Dataset rows for document pages:
────────

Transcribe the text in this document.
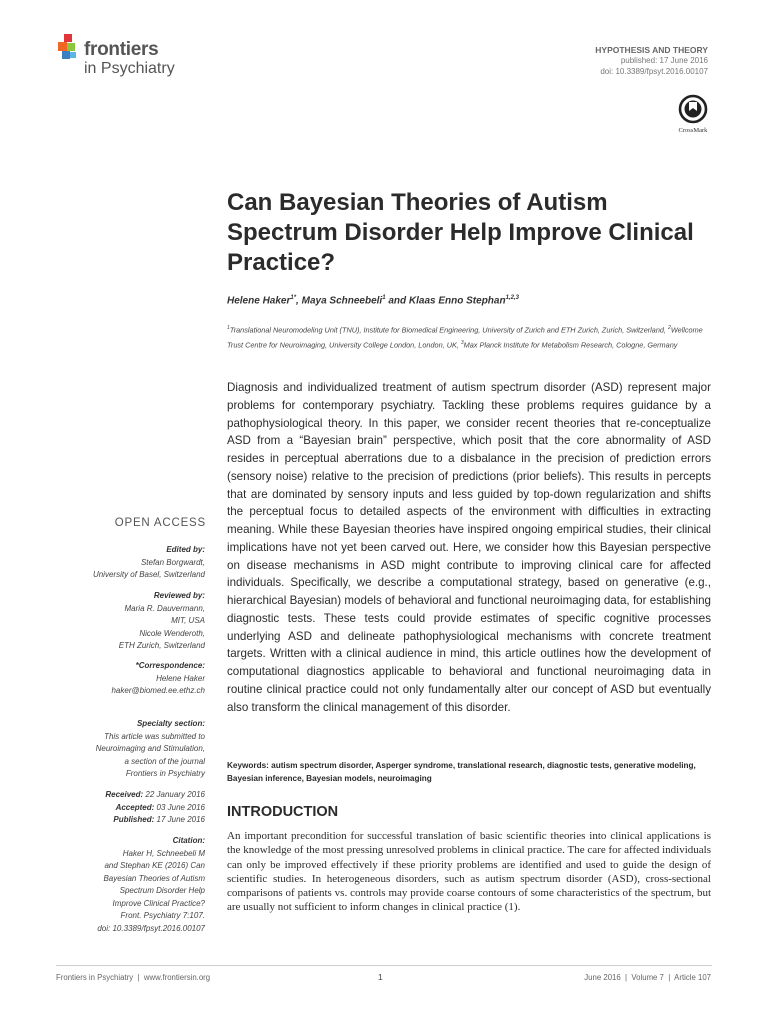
frontiers
in Psychiatry
HYPOTHESIS AND THEORY
published: 17 June 2016
doi: 10.3389/fpsyt.2016.00107
CrossMark
Can Bayesian Theories of Autism Spectrum Disorder Help Improve Clinical Practice?
Helene Haker$^{1*}$, Maya Schneebeli$^1$ and Klaas Enno Stephan$^{1,2,3}$
$^1$Translational Neuromodeling Unit (TNU), Institute for Biomedical Engineering, University of Zurich and ETH Zurich, Zurich, Switzerland, $^2$Wellcome Trust Centre for Neuroimaging, University College London, London, UK, $^3$Max Planck Institute for Metabolism Research, Cologne, Germany
Diagnosis and individualized treatment of autism spectrum disorder (ASD) represent major problems for contemporary psychiatry. Tackling these problems requires guidance by a pathophysiological theory. In this paper, we consider recent theories that re-conceptualize ASD from a “Bayesian brain” perspective, which posit that the core abnormality of ASD resides in perceptual aberrations due to a disbalance in the precision of prediction errors (sensory noise) relative to the precision of predictions (prior beliefs). This results in percepts that are dominated by sensory inputs and less guided by top-down regularization and shifts the perceptual focus to detailed aspects of the environment with difficulties in extracting meaning. While these Bayesian theories have inspired ongoing empirical studies, their clinical implications have not yet been carved out. Here, we consider how this Bayesian perspective on disease mechanisms in ASD might contribute to improving clinical care for affected individuals. Specifically, we describe a computational strategy, based on generative (e.g., hierarchical Bayesian) models of behavioral and functional neuroimaging data, for establishing diagnostic tests. These tests could provide estimates of specific cognitive processes underlying ASD and delineate pathophysiological mechanisms with concrete treatment targets. Written with a clinical audience in mind, this article outlines how the development of computational diagnostics applicable to behavioral and functional neuroimaging data in routine clinical practice could not only fundamentally alter our concept of ASD but eventually also transform the clinical management of this disorder.
Keywords: autism spectrum disorder, Asperger syndrome, translational research, diagnostic tests, generative modeling, Bayesian inference, Bayesian models, neuroimaging
INTRODUCTION
An important precondition for successful translation of basic scientific theories into clinical applications is the knowledge of the most pressing unresolved problems in clinical practice. The care for affected individuals can only be improved effectively if these priority problems are identified and used to guide the design of scientific studies. In heterogeneous disorders, such as autism spectrum disorder (ASD), cross-sectional comparisons of patients vs. controls may provide coarse contours of some characteristics of the spectrum, but are usually not sufficient to inform changes in clinical practice (1).
OPEN ACCESS
Edited by:
Stefan Borgwardt,
University of Basel, Switzerland
Reviewed by:
Maria R. Dauvermann,
MIT, USA
Nicole Wenderoth,
ETH Zurich, Switzerland
*Correspondence:
Helene Haker
haker@biomed.ee.ethz.ch
Specialty section:
This article was submitted to
Neuroimaging and Stimulation,
a section of the journal
Frontiers in Psychiatry
Received: 22 January 2016
Accepted: 03 June 2016
Published: 17 June 2016
Citation:
Haker H, Schneebeli M
and Stephan KE (2016) Can
Bayesian Theories of Autism
Spectrum Disorder Help
Improve Clinical Practice?
Front. Psychiatry 7:107.
doi: 10.3389/fpsyt.2016.00107
Frontiers in Psychiatry  |  www.frontiersin.org	1	June 2016  |  Volume 7  |  Article 107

────────

What the exercise asks »
Write out the entries word for word. Skip the pictures.

Output for this exercise »
Transcribe the text in this document.
frontiers
in Psychiatry
HYPOTHESIS AND THEORY
published: 17 June 2016
doi: 10.3389/fpsyt.2016.00107
CrossMark
Can Bayesian Theories of Autism Spectrum Disorder Help Improve Clinical Practice?
Helene Haker$^{1*}$, Maya Schneebeli$^1$ and Klaas Enno Stephan$^{1,2,3}$
$^1$Translational Neuromodeling Unit (TNU), Institute for Biomedical Engineering, University of Zurich and ETH Zurich, Zurich, Switzerland, $^2$Wellcome Trust Centre for Neuroimaging, University College London, London, UK, $^3$Max Planck Institute for Metabolism Research, Cologne, Germany
Diagnosis and individualized treatment of autism spectrum disorder (ASD) represent major problems for contemporary psychiatry. Tackling these problems requires guidance by a pathophysiological theory. In this paper, we consider recent theories that re-conceptualize ASD from a “Bayesian brain” perspective, which posit that the core abnormality of ASD resides in perceptual aberrations due to a disbalance in the precision of prediction errors (sensory noise) relative to the precision of predictions (prior beliefs). This results in percepts that are dominated by sensory inputs and less guided by top-down regularization and shifts the perceptual focus to detailed aspects of the environment with difficulties in extracting meaning. While these Bayesian theories have inspired ongoing empirical studies, their clinical implications have not yet been carved out. Here, we consider how this Bayesian perspective on disease mechanisms in ASD might contribute to improving clinical care for affected individuals. Specifically, we describe a computational strategy, based on generative (e.g., hierarchical Bayesian) models of behavioral and functional neuroimaging data, for establishing diagnostic tests. These tests could provide estimates of specific cognitive processes underlying ASD and delineate pathophysiological mechanisms with concrete treatment targets. Written with a clinical audience in mind, this article outlines how the development of computational diagnostics applicable to behavioral and functional neuroimaging data in routine clinical practice could not only fundamentally alter our concept of ASD but eventually also transform the clinical management of this disorder.
Keywords: autism spectrum disorder, Asperger syndrome, translational research, diagnostic tests, generative modeling, Bayesian inference, Bayesian models, neuroimaging
INTRODUCTION
An important precondition for successful translation of basic scientific theories into clinical applications is the knowledge of the most pressing unresolved problems in clinical practice. The care for affected individuals can only be improved effectively if these priority problems are identified and used to guide the design of scientific studies. In heterogeneous disorders, such as autism spectrum disorder (ASD), cross-sectional comparisons of patients vs. controls may provide coarse contours of some characteristics of the spectrum, but are usually not sufficient to inform changes in clinical practice (1).
OPEN ACCESS
Edited by:
Stefan Borgwardt,
University of Basel, Switzerland
Reviewed by:
Maria R. Dauvermann,
MIT, USA
Nicole Wenderoth,
ETH Zurich, Switzerland
*Correspondence:
Helene Haker
haker@biomed.ee.ethz.ch
Specialty section:
This article was submitted to
Neuroimaging and Stimulation,
a section of the journal
Frontiers in Psychiatry
Received: 22 January 2016
Accepted: 03 June 2016
Published: 17 June 2016
Citation:
Haker H, Schneebeli M
and Stephan KE (2016) Can
Bayesian Theories of Autism
Spectrum Disorder Help
Improve Clinical Practice?
Front. Psychiatry 7:107.
doi: 10.3389/fpsyt.2016.00107
Frontiers in Psychiatry  |  www.frontiersin.org	1	June 2016  |  Volume 7  |  Article 107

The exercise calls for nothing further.